_TASK REQUIREMENTS_: From the entries below, copy every line where the string "name" appears.
--- THE INPUT ---
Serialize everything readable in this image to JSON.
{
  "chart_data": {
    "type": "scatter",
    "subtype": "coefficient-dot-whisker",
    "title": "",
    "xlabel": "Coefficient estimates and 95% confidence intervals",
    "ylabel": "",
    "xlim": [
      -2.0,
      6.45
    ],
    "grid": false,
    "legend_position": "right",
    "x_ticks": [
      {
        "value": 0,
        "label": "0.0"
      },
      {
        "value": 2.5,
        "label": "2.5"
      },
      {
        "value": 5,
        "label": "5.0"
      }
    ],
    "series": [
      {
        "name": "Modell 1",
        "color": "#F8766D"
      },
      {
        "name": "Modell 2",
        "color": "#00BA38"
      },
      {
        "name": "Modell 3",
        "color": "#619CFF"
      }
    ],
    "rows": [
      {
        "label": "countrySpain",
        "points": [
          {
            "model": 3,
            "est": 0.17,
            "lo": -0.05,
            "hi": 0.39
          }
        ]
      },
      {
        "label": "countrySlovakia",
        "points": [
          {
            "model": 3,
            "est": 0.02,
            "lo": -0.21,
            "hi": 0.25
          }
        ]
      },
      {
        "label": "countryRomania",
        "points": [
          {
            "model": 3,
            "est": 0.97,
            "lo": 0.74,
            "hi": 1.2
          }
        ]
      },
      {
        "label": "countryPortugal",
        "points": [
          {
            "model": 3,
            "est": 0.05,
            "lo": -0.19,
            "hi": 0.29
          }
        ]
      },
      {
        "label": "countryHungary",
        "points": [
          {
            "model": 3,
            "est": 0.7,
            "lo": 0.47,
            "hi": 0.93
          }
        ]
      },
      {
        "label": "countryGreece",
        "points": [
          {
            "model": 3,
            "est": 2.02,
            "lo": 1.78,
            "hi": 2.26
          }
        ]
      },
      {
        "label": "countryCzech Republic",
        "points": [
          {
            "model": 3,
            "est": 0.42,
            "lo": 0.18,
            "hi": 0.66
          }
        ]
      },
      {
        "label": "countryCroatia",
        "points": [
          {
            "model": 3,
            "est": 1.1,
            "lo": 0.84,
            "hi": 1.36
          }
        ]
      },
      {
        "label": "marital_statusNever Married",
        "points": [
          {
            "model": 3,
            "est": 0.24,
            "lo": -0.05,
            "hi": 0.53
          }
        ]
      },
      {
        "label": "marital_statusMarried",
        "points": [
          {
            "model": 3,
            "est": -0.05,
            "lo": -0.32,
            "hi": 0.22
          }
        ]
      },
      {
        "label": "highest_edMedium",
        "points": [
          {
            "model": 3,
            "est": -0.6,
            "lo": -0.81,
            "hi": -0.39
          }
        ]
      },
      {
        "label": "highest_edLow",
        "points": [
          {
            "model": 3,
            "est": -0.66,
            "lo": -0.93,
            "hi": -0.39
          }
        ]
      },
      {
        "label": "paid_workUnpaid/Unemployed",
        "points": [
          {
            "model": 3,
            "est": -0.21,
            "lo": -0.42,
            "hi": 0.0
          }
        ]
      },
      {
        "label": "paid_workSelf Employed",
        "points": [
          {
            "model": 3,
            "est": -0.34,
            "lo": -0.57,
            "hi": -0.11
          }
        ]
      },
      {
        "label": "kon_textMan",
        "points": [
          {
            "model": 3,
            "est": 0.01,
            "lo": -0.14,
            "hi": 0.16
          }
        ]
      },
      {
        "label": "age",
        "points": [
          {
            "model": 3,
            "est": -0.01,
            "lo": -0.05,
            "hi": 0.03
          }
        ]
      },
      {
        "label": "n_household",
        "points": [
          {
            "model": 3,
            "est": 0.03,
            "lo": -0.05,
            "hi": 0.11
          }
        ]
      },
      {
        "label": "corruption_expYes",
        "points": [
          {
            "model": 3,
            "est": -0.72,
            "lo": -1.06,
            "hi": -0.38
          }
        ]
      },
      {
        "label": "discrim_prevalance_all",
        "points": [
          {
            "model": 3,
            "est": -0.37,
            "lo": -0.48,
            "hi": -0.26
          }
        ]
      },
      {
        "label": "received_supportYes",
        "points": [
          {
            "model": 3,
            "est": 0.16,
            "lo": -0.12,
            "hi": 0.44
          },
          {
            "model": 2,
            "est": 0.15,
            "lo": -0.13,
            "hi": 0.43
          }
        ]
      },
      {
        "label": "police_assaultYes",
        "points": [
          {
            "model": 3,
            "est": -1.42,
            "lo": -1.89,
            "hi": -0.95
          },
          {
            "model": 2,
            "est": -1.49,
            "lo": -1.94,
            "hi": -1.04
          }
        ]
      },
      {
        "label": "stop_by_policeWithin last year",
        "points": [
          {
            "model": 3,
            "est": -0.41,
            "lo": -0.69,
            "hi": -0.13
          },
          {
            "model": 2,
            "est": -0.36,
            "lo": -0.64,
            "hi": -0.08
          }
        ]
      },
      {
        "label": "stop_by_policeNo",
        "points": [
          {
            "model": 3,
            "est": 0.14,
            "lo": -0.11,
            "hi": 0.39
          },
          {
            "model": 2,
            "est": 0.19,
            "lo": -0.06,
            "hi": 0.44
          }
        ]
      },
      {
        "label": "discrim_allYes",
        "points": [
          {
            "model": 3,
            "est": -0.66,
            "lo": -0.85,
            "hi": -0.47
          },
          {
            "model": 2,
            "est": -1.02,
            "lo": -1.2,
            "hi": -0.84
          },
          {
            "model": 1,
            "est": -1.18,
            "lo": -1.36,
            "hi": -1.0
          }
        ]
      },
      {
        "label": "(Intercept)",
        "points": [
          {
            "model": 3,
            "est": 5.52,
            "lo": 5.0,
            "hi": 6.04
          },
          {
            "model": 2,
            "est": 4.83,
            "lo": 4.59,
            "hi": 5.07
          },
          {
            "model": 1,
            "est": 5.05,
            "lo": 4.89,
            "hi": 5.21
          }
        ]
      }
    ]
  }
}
---
_ANSWER IN FULL_:
        "name": "Modell 1",
        "name": "Modell 2",
        "name": "Modell 3",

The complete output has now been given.